--- Work required ---
List each line of the data that holds the word "title".

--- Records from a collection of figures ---

[start]

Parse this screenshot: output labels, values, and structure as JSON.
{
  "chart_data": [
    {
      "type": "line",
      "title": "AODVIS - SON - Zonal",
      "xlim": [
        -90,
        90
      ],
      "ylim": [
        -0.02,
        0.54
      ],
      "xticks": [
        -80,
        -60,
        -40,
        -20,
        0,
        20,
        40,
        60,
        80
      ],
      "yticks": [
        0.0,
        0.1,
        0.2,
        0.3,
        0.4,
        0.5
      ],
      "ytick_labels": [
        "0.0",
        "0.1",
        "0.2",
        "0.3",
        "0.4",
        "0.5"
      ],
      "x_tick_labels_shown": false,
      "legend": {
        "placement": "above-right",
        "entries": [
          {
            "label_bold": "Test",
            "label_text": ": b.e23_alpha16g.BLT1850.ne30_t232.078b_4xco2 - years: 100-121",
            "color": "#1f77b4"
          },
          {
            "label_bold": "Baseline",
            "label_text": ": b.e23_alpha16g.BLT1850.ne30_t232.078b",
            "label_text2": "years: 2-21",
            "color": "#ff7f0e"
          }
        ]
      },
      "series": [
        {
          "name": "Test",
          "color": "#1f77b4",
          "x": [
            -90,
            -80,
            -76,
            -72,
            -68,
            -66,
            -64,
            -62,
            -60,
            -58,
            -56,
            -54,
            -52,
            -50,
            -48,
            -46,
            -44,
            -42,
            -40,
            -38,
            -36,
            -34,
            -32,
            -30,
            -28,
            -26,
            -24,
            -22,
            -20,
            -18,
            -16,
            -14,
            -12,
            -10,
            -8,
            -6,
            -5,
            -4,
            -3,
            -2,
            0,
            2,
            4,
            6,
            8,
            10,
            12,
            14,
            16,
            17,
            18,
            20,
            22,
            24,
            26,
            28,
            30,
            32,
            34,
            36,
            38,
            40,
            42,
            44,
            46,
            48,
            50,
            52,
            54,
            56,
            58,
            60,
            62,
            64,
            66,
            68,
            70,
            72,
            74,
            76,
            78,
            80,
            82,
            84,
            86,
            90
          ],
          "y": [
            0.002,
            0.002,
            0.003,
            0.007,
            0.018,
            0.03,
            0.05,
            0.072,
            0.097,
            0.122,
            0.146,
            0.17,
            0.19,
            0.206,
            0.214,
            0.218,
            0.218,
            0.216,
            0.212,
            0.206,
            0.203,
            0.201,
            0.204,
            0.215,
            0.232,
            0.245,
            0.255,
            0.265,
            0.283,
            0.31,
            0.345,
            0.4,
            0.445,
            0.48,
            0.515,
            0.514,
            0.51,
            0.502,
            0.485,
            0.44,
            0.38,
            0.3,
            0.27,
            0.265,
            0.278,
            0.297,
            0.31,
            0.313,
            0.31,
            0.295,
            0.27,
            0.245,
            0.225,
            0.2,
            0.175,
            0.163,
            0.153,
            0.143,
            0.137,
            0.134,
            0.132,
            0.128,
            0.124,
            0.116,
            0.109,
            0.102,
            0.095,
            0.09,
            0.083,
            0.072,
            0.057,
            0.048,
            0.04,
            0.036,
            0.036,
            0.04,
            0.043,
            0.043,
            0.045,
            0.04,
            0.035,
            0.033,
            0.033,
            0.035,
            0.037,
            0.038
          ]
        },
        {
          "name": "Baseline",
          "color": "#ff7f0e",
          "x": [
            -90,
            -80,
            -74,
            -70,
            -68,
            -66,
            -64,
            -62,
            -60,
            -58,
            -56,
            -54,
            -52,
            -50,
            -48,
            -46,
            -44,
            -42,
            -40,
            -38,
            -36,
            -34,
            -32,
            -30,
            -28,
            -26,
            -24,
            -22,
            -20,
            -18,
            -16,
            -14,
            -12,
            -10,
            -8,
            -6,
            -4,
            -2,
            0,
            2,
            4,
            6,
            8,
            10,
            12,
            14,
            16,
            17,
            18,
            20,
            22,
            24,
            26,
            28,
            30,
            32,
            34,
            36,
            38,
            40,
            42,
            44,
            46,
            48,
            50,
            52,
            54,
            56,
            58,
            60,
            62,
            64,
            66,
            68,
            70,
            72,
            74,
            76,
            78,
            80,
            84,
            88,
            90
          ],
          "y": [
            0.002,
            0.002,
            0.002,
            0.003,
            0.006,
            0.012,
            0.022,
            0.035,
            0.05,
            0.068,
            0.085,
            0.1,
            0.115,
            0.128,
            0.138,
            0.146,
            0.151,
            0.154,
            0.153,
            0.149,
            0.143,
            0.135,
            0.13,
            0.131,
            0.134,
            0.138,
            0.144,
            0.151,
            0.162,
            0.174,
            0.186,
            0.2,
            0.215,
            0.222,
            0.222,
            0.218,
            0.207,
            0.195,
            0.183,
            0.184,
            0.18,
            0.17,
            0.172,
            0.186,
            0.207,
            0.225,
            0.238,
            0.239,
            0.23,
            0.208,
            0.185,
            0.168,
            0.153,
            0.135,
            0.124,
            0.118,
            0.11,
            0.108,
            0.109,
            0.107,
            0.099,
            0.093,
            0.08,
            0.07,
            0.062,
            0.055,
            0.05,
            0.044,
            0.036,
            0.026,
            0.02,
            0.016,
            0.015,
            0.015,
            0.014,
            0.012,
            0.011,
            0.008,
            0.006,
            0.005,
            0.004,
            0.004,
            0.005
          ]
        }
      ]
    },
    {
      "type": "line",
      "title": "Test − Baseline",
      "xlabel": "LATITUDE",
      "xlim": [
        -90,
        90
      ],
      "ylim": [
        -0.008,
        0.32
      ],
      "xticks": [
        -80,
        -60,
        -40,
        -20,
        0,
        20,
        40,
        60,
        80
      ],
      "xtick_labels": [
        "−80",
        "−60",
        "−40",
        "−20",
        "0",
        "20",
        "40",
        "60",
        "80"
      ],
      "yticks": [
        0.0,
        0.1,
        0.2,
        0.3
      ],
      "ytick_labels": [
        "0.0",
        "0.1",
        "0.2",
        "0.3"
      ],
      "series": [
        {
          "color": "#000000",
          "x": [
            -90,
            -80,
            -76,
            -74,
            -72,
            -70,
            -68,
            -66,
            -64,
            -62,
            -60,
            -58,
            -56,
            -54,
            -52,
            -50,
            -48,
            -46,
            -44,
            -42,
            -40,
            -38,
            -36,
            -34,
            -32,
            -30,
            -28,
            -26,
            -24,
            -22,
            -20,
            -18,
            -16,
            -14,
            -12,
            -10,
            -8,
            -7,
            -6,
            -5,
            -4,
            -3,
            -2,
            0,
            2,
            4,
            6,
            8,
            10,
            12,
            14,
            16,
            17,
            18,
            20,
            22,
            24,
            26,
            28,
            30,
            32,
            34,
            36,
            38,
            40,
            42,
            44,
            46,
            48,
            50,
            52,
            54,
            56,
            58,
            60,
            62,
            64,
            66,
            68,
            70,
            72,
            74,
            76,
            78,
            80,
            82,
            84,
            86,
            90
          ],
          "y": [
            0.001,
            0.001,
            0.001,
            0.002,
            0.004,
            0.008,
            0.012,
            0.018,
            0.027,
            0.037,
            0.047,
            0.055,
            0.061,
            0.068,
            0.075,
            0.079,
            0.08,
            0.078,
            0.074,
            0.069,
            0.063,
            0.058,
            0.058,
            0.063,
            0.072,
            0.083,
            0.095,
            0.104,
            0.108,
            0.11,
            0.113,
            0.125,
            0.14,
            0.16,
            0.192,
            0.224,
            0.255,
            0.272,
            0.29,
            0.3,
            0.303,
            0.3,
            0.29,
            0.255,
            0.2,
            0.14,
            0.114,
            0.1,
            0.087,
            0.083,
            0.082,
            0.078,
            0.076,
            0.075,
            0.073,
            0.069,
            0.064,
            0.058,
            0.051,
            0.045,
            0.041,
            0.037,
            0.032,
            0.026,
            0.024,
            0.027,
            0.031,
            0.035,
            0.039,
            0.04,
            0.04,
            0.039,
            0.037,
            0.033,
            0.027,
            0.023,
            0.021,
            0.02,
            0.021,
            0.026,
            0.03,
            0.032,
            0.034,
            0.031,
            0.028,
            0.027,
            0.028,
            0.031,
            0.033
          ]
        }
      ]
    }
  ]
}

[end]
[start]

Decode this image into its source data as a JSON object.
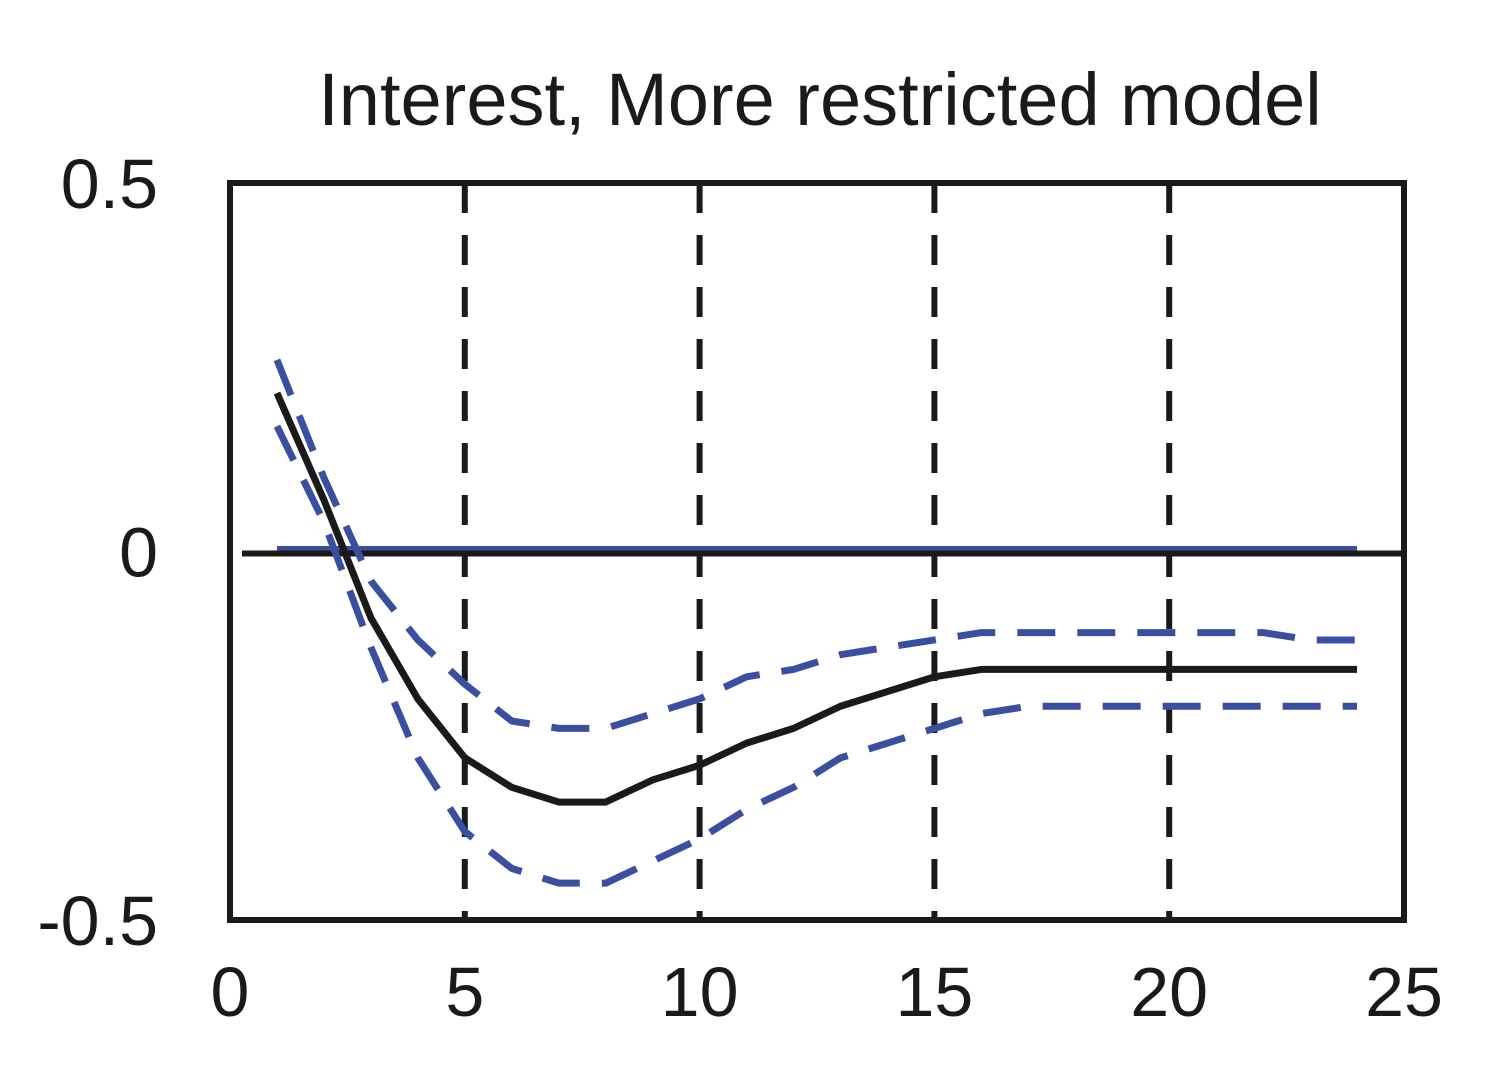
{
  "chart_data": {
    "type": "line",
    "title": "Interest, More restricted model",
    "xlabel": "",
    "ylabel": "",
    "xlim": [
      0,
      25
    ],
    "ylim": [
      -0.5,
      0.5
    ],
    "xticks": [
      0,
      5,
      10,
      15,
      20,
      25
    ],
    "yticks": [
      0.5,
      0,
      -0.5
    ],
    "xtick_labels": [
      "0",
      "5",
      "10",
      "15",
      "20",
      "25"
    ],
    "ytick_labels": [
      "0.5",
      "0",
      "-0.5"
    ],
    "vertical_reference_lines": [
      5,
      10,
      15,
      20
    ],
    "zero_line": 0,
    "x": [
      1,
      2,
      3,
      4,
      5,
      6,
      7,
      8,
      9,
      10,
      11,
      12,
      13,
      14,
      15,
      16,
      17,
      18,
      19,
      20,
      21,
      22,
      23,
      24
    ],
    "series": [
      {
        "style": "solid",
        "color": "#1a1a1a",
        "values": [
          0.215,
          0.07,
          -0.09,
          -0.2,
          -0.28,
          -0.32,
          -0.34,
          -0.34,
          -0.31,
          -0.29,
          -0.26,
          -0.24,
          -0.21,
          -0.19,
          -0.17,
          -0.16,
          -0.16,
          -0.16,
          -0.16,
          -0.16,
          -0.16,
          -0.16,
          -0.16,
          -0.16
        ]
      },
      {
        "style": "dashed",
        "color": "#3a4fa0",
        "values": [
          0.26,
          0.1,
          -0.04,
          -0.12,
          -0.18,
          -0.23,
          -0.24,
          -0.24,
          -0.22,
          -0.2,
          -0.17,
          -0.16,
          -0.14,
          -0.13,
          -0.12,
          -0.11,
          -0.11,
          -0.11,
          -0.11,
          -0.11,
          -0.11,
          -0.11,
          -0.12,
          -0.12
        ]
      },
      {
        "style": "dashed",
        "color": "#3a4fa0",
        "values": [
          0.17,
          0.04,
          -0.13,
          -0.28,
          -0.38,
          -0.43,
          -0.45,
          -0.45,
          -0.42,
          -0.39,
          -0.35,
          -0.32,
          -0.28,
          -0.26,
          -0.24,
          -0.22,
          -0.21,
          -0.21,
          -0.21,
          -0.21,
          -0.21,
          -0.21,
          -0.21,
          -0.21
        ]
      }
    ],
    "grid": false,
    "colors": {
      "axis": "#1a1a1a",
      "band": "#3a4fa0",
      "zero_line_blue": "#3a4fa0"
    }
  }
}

[end]

--- Answer to the problem ---
      "title": "AODVIS - SON - Zonal",
      "title": "Test − Baseline",
    "title": "Interest, More restricted model",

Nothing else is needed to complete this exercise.